● Exercise text
Cold and flu season are not just a function of cooler weather, rain, and snow. It’s also what we do before and during the holidays that create the physical terrain for the disease to take root. The holidays engender a relaxation of our attitudes about food and drink, particularly alcohol, sugar, caffeine, and white flour. We’re celebrating, right?!
I confess I’m also prone to excess during the holidays. Not this year! I can do without the hammering headache, nausea, fever, body aches, vomiting, and diarrhea that viruses inflict upon us. How about you?
I propose a celebration of harmonious bodily balance and gustatory pleasure. “How’s that work,” you may ask? Here’s my strategy.
Stress is the seedbed of disease. A simple walk among the trees, beside the brook, under the birdsong, is a good place to begin. Once you’re there, breathe long, attentive breaths into your belly. Massage your guts with the force that keeps you alive, your divine inspiration of breath. Follow your breath with your mind, in and out. Watch every measure of breath slowly untie the knots of stress in your belly. Sit and breathe as long as you like; make a habit of it.
Choose three simple recipes made with organic, vegetable ingredients. Eat these recipes often as the holidays approach. Cook them with intention and love. You’re worth it, aren’t you? Season them with things like dill, cumin, coriander, fennel, cardamom, cinnamon, and ginger. These spices provide strong cleansing action of the blood and lymphatic fluid and create the optimum environment for complete digestion. Eat quietly, without distraction, and talk calmly about the goodness of life.

● Problem to solve
Answer these questions from the holiday health text above:
(a) Which foods and drinks does it name as the ones the holidays relax our attitudes about?
(b) What does it call "the seedbed of disease"?
(c) How many recipes does it say to choose, and what should they be made with?

● Recorded information
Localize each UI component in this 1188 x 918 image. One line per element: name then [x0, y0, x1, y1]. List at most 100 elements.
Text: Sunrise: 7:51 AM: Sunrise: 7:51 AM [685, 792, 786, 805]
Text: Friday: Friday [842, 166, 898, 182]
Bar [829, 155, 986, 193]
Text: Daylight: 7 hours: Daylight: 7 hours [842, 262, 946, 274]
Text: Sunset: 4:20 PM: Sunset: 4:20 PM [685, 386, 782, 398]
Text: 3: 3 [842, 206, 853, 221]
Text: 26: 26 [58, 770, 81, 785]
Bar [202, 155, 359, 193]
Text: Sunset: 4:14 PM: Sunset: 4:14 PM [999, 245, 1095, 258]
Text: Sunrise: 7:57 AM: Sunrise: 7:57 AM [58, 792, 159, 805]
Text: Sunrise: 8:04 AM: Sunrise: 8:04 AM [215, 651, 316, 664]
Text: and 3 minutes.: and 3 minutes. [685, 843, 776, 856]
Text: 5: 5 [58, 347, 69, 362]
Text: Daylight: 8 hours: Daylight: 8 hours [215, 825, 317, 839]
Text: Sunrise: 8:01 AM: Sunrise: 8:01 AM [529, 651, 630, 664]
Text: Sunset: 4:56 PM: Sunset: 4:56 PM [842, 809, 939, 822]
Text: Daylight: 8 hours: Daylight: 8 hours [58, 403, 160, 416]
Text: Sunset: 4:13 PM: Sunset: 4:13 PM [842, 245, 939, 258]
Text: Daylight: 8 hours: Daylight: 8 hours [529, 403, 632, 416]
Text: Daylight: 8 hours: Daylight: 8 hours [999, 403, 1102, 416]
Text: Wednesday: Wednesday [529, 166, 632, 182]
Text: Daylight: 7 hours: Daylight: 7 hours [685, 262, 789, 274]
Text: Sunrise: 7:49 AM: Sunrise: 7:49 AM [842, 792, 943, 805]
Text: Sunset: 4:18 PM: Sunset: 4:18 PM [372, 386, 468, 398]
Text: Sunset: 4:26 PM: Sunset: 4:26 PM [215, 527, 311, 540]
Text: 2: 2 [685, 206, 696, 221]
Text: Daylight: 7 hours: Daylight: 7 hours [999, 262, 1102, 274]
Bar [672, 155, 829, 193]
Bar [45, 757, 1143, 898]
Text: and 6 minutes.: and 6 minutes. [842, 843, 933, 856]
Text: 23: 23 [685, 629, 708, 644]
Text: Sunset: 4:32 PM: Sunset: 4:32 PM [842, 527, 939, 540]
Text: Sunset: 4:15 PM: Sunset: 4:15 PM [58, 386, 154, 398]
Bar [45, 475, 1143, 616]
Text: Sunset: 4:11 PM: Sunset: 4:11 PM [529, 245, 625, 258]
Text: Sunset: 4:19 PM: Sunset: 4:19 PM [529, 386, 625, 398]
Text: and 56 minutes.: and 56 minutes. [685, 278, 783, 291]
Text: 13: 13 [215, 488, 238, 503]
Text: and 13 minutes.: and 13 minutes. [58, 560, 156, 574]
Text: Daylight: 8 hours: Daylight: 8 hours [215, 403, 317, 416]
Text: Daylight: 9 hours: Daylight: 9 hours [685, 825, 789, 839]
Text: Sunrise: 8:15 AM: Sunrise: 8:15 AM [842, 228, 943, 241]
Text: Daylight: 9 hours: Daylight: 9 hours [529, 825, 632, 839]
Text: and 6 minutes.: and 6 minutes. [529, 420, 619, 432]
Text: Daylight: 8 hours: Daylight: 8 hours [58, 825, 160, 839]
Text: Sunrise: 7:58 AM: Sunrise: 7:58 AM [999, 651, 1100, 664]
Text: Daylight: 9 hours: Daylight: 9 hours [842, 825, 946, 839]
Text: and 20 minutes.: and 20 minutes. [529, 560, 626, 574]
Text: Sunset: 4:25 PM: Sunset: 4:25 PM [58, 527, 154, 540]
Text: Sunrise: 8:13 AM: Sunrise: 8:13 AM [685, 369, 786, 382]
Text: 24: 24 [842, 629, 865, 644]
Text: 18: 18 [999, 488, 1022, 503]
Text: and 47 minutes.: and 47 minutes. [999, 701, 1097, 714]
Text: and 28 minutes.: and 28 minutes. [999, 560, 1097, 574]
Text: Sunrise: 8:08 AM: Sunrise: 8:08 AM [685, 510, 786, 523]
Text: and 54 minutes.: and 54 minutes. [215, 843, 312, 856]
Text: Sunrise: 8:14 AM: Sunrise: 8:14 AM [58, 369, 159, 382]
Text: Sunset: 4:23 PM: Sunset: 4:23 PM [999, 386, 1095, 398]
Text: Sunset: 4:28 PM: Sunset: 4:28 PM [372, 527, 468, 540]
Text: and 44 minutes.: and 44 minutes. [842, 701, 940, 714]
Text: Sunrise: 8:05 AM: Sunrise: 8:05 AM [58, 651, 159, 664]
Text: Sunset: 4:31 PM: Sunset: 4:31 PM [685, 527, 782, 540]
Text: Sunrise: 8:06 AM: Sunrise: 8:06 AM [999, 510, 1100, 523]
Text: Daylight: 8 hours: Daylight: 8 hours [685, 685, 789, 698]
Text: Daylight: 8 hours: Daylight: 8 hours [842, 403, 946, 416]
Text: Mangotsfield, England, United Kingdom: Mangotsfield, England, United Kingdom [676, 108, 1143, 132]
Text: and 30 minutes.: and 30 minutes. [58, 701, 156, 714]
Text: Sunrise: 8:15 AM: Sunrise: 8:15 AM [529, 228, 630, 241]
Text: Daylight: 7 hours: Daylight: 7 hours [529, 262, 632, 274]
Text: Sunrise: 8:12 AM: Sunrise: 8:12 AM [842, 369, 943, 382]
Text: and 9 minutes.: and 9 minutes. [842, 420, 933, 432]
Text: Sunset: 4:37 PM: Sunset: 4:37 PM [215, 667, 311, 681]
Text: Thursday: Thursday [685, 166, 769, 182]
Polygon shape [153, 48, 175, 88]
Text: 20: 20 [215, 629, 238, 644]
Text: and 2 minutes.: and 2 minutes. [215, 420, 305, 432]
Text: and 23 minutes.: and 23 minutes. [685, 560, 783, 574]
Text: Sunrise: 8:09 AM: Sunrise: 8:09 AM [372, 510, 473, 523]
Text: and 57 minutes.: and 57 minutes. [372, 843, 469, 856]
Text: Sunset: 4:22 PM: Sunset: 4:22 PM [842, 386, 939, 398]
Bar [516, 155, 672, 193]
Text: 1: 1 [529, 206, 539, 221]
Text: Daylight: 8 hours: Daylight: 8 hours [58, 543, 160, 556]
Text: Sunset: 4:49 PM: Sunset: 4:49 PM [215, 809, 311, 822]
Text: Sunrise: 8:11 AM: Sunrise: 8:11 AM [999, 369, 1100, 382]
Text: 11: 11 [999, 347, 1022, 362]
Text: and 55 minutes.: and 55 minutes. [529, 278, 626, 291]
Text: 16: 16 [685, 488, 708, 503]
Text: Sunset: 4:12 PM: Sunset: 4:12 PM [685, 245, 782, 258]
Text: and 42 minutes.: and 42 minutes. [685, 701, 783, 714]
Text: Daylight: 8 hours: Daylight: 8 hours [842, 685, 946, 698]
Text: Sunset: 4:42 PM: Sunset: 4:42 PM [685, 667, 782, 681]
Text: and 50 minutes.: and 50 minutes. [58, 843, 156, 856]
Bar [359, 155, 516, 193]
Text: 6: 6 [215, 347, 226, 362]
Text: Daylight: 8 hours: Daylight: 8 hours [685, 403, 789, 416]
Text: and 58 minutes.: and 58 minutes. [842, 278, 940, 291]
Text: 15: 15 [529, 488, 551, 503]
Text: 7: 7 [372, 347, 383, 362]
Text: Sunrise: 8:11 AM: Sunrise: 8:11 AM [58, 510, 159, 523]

● Your response
(a) Alcohol, sugar, caffeine, and white flour.
(b) Stress.
(c) Three simple recipes, made with organic, vegetable ingredients.